Begin Input for this task

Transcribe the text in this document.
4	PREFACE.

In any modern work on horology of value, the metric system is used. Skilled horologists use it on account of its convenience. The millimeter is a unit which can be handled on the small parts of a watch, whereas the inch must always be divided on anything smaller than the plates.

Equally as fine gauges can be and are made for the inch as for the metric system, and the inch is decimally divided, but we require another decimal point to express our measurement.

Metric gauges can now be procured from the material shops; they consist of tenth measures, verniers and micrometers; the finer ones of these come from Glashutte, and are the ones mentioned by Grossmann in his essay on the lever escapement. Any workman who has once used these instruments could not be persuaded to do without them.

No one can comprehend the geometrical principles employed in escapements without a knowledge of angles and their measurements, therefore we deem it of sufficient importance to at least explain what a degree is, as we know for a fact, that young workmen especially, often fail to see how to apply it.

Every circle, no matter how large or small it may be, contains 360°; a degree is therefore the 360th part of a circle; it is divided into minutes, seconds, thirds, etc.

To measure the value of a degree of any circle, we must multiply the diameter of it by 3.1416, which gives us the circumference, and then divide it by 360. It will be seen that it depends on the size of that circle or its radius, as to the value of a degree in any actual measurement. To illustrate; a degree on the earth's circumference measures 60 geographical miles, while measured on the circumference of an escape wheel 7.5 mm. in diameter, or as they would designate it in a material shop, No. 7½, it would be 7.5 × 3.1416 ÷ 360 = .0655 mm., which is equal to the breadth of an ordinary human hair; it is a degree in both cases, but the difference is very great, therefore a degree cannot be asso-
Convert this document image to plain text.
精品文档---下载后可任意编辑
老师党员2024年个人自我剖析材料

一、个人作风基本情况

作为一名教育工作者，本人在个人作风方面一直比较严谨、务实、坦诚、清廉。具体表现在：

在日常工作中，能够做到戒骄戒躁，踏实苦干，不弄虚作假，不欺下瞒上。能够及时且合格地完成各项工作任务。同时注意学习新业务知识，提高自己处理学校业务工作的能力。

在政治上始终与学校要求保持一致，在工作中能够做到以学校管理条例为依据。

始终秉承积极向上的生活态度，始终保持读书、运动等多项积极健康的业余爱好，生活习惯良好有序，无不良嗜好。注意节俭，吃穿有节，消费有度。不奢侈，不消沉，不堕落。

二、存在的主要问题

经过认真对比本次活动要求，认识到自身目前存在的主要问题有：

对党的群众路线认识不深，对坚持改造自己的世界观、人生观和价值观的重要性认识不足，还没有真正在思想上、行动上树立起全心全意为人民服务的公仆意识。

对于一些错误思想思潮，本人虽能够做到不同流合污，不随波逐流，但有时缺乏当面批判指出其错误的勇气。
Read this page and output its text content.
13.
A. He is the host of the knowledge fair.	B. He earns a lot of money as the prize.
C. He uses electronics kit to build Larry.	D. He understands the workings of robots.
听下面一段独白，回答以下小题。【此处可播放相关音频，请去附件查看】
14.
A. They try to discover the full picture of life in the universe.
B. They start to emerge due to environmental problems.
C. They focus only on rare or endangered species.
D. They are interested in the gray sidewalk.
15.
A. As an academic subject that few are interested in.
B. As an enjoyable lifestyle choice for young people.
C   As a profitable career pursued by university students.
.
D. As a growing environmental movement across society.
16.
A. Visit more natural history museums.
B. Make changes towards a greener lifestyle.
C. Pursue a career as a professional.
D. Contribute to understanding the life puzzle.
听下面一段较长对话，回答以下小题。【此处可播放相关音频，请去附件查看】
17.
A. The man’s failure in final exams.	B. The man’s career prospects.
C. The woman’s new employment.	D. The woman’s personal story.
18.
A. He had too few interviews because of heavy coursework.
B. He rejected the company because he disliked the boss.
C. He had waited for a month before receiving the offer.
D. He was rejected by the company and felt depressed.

End Input for this task

Every record above must be duplicated exactly.

Transcribe the text in this document.
4	PREFACE.

In any modern work on horology of value, the metric system is used. Skilled horologists use it on account of its convenience. The millimeter is a unit which can be handled on the small parts of a watch, whereas the inch must always be divided on anything smaller than the plates.

Equally as fine gauges can be and are made for the inch as for the metric system, and the inch is decimally divided, but we require another decimal point to express our measurement.

Metric gauges can now be procured from the material shops; they consist of tenth measures, verniers and micrometers; the finer ones of these come from Glashutte, and are the ones mentioned by Grossmann in his essay on the lever escapement. Any workman who has once used these instruments could not be persuaded to do without them.

No one can comprehend the geometrical principles employed in escapements without a knowledge of angles and their measurements, therefore we deem it of sufficient importance to at least explain what a degree is, as we know for a fact, that young workmen especially, often fail to see how to apply it.

Every circle, no matter how large or small it may be, contains 360°; a degree is therefore the 360th part of a circle; it is divided into minutes, seconds, thirds, etc.

To measure the value of a degree of any circle, we must multiply the diameter of it by 3.1416, which gives us the circumference, and then divide it by 360. It will be seen that it depends on the size of that circle or its radius, as to the value of a degree in any actual measurement. To illustrate; a degree on the earth's circumference measures 60 geographical miles, while measured on the circumference of an escape wheel 7.5 mm. in diameter, or as they would designate it in a material shop, No. 7½, it would be 7.5 × 3.1416 ÷ 360 = .0655 mm., which is equal to the breadth of an ordinary human hair; it is a degree in both cases, but the difference is very great, therefore a degree cannot be asso-
Convert this document image to plain text.
精品文档---下载后可任意编辑
老师党员2024年个人自我剖析材料

一、个人作风基本情况

作为一名教育工作者，本人在个人作风方面一直比较严谨、务实、坦诚、清廉。具体表现在：

在日常工作中，能够做到戒骄戒躁，踏实苦干，不弄虚作假，不欺下瞒上。能够及时且合格地完成各项工作任务。同时注意学习新业务知识，提高自己处理学校业务工作的能力。

在政治上始终与学校要求保持一致，在工作中能够做到以学校管理条例为依据。

始终秉承积极向上的生活态度，始终保持读书、运动等多项积极健康的业余爱好，生活习惯良好有序，无不良嗜好。注意节俭，吃穿有节，消费有度。不奢侈，不消沉，不堕落。

二、存在的主要问题

经过认真对比本次活动要求，认识到自身目前存在的主要问题有：

对党的群众路线认识不深，对坚持改造自己的世界观、人生观和价值观的重要性认识不足，还没有真正在思想上、行动上树立起全心全意为人民服务的公仆意识。

对于一些错误思想思潮，本人虽能够做到不同流合污，不随波逐流，但有时缺乏当面批判指出其错误的勇气。
Read this page and output its text content.
13.
A. He is the host of the knowledge fair.	B. He earns a lot of money as the prize.
C. He uses electronics kit to build Larry.	D. He understands the workings of robots.
听下面一段独白，回答以下小题。【此处可播放相关音频，请去附件查看】
14.
A. They try to discover the full picture of life in the universe.
B. They start to emerge due to environmental problems.
C. They focus only on rare or endangered species.
D. They are interested in the gray sidewalk.
15.
A. As an academic subject that few are interested in.
B. As an enjoyable lifestyle choice for young people.
C   As a profitable career pursued by university students.
.
D. As a growing environmental movement across society.
16.
A. Visit more natural history museums.
B. Make changes towards a greener lifestyle.
C. Pursue a career as a professional.
D. Contribute to understanding the life puzzle.
听下面一段较长对话，回答以下小题。【此处可播放相关音频，请去附件查看】
17.
A. The man’s failure in final exams.	B. The man’s career prospects.
C. The woman’s new employment.	D. The woman’s personal story.
18.
A. He had too few interviews because of heavy coursework.
B. He rejected the company because he disliked the boss.
C. He had waited for a month before receiving the offer.
D. He was rejected by the company and felt depressed.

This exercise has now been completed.